**Trecho da página:**
──────────

Por Tomislav R. Femenick
Integra da Palestra proferida pelo Prof. Tomislav R. Femenick no Instituto Histórico e Geográfico do RN, no dia 26.09.2019.
Neste mês se
comemora o 136º aniversário da abolição da escravidão na terra de Santa Luzia
de Mossoró. Mas será que sabemos o que é comemorado? Ou somente se sabe que é
um festejo?
Neste século
XXI, época das descobertas espaciais, quando outros planetas e outros sistemas
solares começam a ser visitados por sondas terrestres, tempo das comunicações
globalizadas por satélites e das guerras “limpas” comandadas à distância e
programadas por computadores (guerras que mais parecem jogos de videogame,
porém decisões que podem vitimar milhares de vidas); neste século XXI a
escravidão é vista pelo mundo civilizado como uma aberração do comportamento
humano ou, no mínimo, como uma herança que sobreviveu aos tempos em que os
homens eram menos racionais, uma prática de povos bárbaros, limitada a regiões
não civilizadas. Esta seria uma visão correta não fosse o fato de que resquícios
da escravidão tenham sobrevivido até neste novo século, embora disfarçada,
escondida, dissimulada.

──────────

**Dados fornecidos:**
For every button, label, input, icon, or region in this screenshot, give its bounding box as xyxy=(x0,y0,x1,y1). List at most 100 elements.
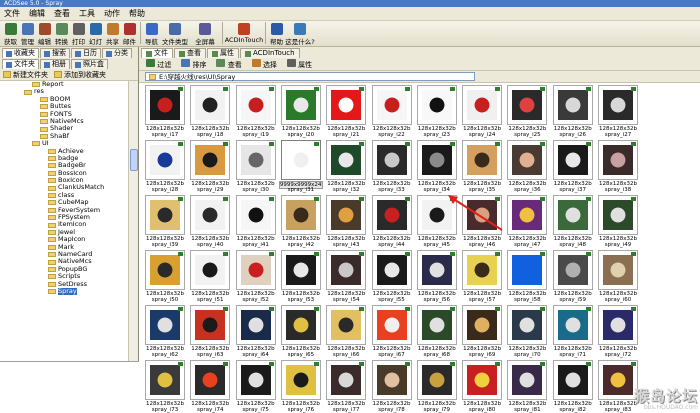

──────────

**Tarefas propostas:**
1. Pode copiar do texto sobre a abolição em Mossoró, sem alterar nada, tudo o que vai desde "Por Tomislav R." até "um festejo?"?
2. Como ficaria, em versão mais curta e com os fatos principais mantidos, o parágrafo do texto sobre a abolição em Mossoró que começa com "Neste século XXI"?

**Respostas por tarefa:**
1.
Por Tomislav R. Femenick
Integra da Palestra proferida pelo Prof. Tomislav R. Femenick no Instituto Histórico e Geográfico do RN, no dia 26.09.2019.
Neste mês se
comemora o 136º aniversário da abolição da escravidão na terra de Santa Luzia
de Mossoró. Mas será que sabemos o que é comemorado? Ou somente se sabe que é
um festejo?

2. No século XXI, tempo de sondas que visitam outros planetas e sistemas solares, de comunicações globais por satélite e de guerras "limpas" comandadas à distância por computadores, o mundo civilizado vê a escravidão como uma aberração humana ou como herança de povos bárbaros, restrita a regiões não civilizadas. Essa visão seria correta se resquícios da escravidão não tivessem sobrevivido até este século, ainda que disfarçados e escondidos.